**** RECORDS PROVIDED ****

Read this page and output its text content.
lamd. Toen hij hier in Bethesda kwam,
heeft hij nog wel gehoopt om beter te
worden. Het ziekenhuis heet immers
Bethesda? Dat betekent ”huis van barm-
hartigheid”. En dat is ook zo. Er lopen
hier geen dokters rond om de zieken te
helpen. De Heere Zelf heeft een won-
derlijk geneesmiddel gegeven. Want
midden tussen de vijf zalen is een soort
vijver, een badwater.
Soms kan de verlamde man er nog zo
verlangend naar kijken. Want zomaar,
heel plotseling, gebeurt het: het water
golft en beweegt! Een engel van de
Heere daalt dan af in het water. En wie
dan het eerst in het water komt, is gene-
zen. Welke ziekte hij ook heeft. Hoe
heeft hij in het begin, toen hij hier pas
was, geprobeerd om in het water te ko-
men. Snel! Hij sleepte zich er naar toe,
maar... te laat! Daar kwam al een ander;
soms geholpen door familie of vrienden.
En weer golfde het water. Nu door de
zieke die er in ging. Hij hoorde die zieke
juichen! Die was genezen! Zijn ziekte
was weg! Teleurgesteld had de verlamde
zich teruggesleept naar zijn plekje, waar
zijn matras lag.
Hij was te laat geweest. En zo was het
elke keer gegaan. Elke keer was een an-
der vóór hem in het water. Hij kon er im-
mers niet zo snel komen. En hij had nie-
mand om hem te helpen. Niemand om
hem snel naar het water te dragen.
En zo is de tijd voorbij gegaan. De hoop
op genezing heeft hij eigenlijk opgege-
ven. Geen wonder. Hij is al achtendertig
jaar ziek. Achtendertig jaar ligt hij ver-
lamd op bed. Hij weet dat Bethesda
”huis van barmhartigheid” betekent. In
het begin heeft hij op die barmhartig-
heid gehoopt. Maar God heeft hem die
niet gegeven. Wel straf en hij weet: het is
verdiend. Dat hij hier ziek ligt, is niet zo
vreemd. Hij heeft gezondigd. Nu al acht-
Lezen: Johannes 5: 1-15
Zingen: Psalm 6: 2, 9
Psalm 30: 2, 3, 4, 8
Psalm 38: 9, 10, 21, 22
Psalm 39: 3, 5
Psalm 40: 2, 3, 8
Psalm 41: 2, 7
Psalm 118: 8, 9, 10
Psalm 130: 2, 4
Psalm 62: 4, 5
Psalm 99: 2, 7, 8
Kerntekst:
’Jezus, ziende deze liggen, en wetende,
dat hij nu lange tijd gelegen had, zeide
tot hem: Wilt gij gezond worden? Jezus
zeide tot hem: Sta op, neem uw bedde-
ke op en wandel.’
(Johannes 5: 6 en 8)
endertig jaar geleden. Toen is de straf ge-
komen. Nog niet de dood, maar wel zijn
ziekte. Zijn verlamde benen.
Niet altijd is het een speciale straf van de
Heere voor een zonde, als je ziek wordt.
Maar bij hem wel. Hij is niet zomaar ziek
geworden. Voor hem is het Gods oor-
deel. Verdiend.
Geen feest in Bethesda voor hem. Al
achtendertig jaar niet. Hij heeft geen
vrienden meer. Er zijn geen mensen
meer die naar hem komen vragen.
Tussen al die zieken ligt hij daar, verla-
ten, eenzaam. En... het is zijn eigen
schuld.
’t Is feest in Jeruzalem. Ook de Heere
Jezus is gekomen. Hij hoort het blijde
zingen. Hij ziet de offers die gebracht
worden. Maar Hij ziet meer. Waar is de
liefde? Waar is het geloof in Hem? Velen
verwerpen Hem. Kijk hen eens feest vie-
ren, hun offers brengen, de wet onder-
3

****

STATED PROBLEM>
Counting only lines of the data above that hold "vrienden", report the total and nothing else.

COMPLETED TASK>
2